§ Task statement
Write out all the data again, exactly as it stands.

Entries taken from a collection

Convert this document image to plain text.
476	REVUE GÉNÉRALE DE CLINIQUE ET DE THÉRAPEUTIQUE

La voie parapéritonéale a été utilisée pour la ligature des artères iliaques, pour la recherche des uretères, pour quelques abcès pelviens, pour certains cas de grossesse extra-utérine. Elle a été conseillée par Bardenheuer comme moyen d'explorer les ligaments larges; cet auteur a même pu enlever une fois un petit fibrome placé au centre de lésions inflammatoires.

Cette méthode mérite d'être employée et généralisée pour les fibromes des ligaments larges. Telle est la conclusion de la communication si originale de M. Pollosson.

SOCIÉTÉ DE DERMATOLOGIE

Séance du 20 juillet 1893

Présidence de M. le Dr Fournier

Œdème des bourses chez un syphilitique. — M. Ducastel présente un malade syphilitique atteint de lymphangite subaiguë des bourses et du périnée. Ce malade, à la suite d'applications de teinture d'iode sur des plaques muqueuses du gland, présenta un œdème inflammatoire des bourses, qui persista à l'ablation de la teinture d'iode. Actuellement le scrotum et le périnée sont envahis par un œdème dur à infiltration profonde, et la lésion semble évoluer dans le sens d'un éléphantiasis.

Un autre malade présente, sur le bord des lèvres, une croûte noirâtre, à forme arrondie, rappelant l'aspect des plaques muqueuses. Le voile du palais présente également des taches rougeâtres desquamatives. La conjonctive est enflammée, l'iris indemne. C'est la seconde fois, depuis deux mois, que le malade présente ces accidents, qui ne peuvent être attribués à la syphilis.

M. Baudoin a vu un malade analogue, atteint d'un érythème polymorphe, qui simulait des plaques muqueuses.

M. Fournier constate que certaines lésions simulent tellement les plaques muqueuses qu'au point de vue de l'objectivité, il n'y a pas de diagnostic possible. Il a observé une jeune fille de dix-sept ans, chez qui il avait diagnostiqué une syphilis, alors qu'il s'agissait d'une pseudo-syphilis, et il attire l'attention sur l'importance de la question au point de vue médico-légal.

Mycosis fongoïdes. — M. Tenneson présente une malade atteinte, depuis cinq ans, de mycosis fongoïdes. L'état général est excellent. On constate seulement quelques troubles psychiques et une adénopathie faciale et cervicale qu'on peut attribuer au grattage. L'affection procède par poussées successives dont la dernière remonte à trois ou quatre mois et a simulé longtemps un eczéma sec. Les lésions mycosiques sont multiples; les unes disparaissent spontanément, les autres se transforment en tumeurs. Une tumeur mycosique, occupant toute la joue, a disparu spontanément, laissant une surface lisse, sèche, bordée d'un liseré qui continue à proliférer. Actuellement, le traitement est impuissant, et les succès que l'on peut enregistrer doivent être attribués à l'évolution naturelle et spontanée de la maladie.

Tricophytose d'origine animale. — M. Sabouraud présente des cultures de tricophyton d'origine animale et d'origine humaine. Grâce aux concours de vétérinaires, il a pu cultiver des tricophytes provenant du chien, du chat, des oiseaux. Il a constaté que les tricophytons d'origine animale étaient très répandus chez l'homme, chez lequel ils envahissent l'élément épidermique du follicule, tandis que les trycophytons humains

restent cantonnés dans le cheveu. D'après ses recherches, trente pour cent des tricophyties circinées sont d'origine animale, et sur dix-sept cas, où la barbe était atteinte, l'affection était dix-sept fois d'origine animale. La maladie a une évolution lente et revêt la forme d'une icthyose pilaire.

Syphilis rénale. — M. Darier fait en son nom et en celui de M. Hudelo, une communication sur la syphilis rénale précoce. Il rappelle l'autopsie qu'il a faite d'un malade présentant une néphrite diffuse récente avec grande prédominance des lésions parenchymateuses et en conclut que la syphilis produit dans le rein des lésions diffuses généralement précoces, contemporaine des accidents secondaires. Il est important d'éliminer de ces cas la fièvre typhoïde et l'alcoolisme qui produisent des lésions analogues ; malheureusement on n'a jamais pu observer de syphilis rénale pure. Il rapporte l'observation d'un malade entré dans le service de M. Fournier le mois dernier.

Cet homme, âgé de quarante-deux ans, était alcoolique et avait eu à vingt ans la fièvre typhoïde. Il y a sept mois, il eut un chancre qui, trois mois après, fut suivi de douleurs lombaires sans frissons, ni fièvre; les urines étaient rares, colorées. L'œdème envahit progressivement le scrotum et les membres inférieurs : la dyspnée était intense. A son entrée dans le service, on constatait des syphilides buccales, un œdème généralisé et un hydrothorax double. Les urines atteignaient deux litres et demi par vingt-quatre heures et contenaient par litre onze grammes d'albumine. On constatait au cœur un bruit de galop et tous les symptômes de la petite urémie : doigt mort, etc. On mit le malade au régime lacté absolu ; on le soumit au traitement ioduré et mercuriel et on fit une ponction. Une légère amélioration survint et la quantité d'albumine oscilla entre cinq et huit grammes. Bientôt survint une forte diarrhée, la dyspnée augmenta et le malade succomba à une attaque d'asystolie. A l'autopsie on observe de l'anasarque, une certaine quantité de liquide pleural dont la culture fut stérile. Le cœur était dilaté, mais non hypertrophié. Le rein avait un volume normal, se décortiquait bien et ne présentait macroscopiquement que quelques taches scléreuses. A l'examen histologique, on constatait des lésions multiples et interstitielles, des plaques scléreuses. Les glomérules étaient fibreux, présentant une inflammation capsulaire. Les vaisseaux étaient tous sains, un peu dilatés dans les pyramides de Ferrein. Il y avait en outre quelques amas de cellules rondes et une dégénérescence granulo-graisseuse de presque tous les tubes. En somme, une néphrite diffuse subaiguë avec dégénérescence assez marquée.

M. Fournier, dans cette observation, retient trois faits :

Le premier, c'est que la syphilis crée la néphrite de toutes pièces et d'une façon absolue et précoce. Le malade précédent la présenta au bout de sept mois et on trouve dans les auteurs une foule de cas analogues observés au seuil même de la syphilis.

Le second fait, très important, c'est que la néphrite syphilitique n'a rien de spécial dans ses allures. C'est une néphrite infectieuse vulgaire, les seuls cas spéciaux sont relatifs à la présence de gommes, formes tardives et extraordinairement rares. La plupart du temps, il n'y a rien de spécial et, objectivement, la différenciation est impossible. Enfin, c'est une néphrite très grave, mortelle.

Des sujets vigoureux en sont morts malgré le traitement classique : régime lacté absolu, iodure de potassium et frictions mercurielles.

§ Task output
Convert this document image to plain text.
476	REVUE GÉNÉRALE DE CLINIQUE ET DE THÉRAPEUTIQUE

La voie parapéritonéale a été utilisée pour la ligature des artères iliaques, pour la recherche des uretères, pour quelques abcès pelviens, pour certains cas de grossesse extra-utérine. Elle a été conseillée par Bardenheuer comme moyen d'explorer les ligaments larges; cet auteur a même pu enlever une fois un petit fibrome placé au centre de lésions inflammatoires.

Cette méthode mérite d'être employée et généralisée pour les fibromes des ligaments larges. Telle est la conclusion de la communication si originale de M. Pollosson.

SOCIÉTÉ DE DERMATOLOGIE

Séance du 20 juillet 1893

Présidence de M. le Dr Fournier

Œdème des bourses chez un syphilitique. — M. Ducastel présente un malade syphilitique atteint de lymphangite subaiguë des bourses et du périnée. Ce malade, à la suite d'applications de teinture d'iode sur des plaques muqueuses du gland, présenta un œdème inflammatoire des bourses, qui persista à l'ablation de la teinture d'iode. Actuellement le scrotum et le périnée sont envahis par un œdème dur à infiltration profonde, et la lésion semble évoluer dans le sens d'un éléphantiasis.

Un autre malade présente, sur le bord des lèvres, une croûte noirâtre, à forme arrondie, rappelant l'aspect des plaques muqueuses. Le voile du palais présente également des taches rougeâtres desquamatives. La conjonctive est enflammée, l'iris indemne. C'est la seconde fois, depuis deux mois, que le malade présente ces accidents, qui ne peuvent être attribués à la syphilis.

M. Baudoin a vu un malade analogue, atteint d'un érythème polymorphe, qui simulait des plaques muqueuses.

M. Fournier constate que certaines lésions simulent tellement les plaques muqueuses qu'au point de vue de l'objectivité, il n'y a pas de diagnostic possible. Il a observé une jeune fille de dix-sept ans, chez qui il avait diagnostiqué une syphilis, alors qu'il s'agissait d'une pseudo-syphilis, et il attire l'attention sur l'importance de la question au point de vue médico-légal.

Mycosis fongoïdes. — M. Tenneson présente une malade atteinte, depuis cinq ans, de mycosis fongoïdes. L'état général est excellent. On constate seulement quelques troubles psychiques et une adénopathie faciale et cervicale qu'on peut attribuer au grattage. L'affection procède par poussées successives dont la dernière remonte à trois ou quatre mois et a simulé longtemps un eczéma sec. Les lésions mycosiques sont multiples; les unes disparaissent spontanément, les autres se transforment en tumeurs. Une tumeur mycosique, occupant toute la joue, a disparu spontanément, laissant une surface lisse, sèche, bordée d'un liseré qui continue à proliférer. Actuellement, le traitement est impuissant, et les succès que l'on peut enregistrer doivent être attribués à l'évolution naturelle et spontanée de la maladie.

Tricophytose d'origine animale. — M. Sabouraud présente des cultures de tricophyton d'origine animale et d'origine humaine. Grâce aux concours de vétérinaires, il a pu cultiver des tricophytes provenant du chien, du chat, des oiseaux. Il a constaté que les tricophytons d'origine animale étaient très répandus chez l'homme, chez lequel ils envahissent l'élément épidermique du follicule, tandis que les trycophytons humains

restent cantonnés dans le cheveu. D'après ses recherches, trente pour cent des tricophyties circinées sont d'origine animale, et sur dix-sept cas, où la barbe était atteinte, l'affection était dix-sept fois d'origine animale. La maladie a une évolution lente et revêt la forme d'une icthyose pilaire.

Syphilis rénale. — M. Darier fait en son nom et en celui de M. Hudelo, une communication sur la syphilis rénale précoce. Il rappelle l'autopsie qu'il a faite d'un malade présentant une néphrite diffuse récente avec grande prédominance des lésions parenchymateuses et en conclut que la syphilis produit dans le rein des lésions diffuses généralement précoces, contemporaine des accidents secondaires. Il est important d'éliminer de ces cas la fièvre typhoïde et l'alcoolisme qui produisent des lésions analogues ; malheureusement on n'a jamais pu observer de syphilis rénale pure. Il rapporte l'observation d'un malade entré dans le service de M. Fournier le mois dernier.

Cet homme, âgé de quarante-deux ans, était alcoolique et avait eu à vingt ans la fièvre typhoïde. Il y a sept mois, il eut un chancre qui, trois mois après, fut suivi de douleurs lombaires sans frissons, ni fièvre; les urines étaient rares, colorées. L'œdème envahit progressivement le scrotum et les membres inférieurs : la dyspnée était intense. A son entrée dans le service, on constatait des syphilides buccales, un œdème généralisé et un hydrothorax double. Les urines atteignaient deux litres et demi par vingt-quatre heures et contenaient par litre onze grammes d'albumine. On constatait au cœur un bruit de galop et tous les symptômes de la petite urémie : doigt mort, etc. On mit le malade au régime lacté absolu ; on le soumit au traitement ioduré et mercuriel et on fit une ponction. Une légère amélioration survint et la quantité d'albumine oscilla entre cinq et huit grammes. Bientôt survint une forte diarrhée, la dyspnée augmenta et le malade succomba à une attaque d'asystolie. A l'autopsie on observe de l'anasarque, une certaine quantité de liquide pleural dont la culture fut stérile. Le cœur était dilaté, mais non hypertrophié. Le rein avait un volume normal, se décortiquait bien et ne présentait macroscopiquement que quelques taches scléreuses. A l'examen histologique, on constatait des lésions multiples et interstitielles, des plaques scléreuses. Les glomérules étaient fibreux, présentant une inflammation capsulaire. Les vaisseaux étaient tous sains, un peu dilatés dans les pyramides de Ferrein. Il y avait en outre quelques amas de cellules rondes et une dégénérescence granulo-graisseuse de presque tous les tubes. En somme, une néphrite diffuse subaiguë avec dégénérescence assez marquée.

M. Fournier, dans cette observation, retient trois faits :

Le premier, c'est que la syphilis crée la néphrite de toutes pièces et d'une façon absolue et précoce. Le malade précédent la présenta au bout de sept mois et on trouve dans les auteurs une foule de cas analogues observés au seuil même de la syphilis.

Le second fait, très important, c'est que la néphrite syphilitique n'a rien de spécial dans ses allures. C'est une néphrite infectieuse vulgaire, les seuls cas spéciaux sont relatifs à la présence de gommes, formes tardives et extraordinairement rares. La plupart du temps, il n'y a rien de spécial et, objectivement, la différenciation est impossible. Enfin, c'est une néphrite très grave, mortelle.

Des sujets vigoureux en sont morts malgré le traitement classique : régime lacté absolu, iodure de potassium et frictions mercurielles.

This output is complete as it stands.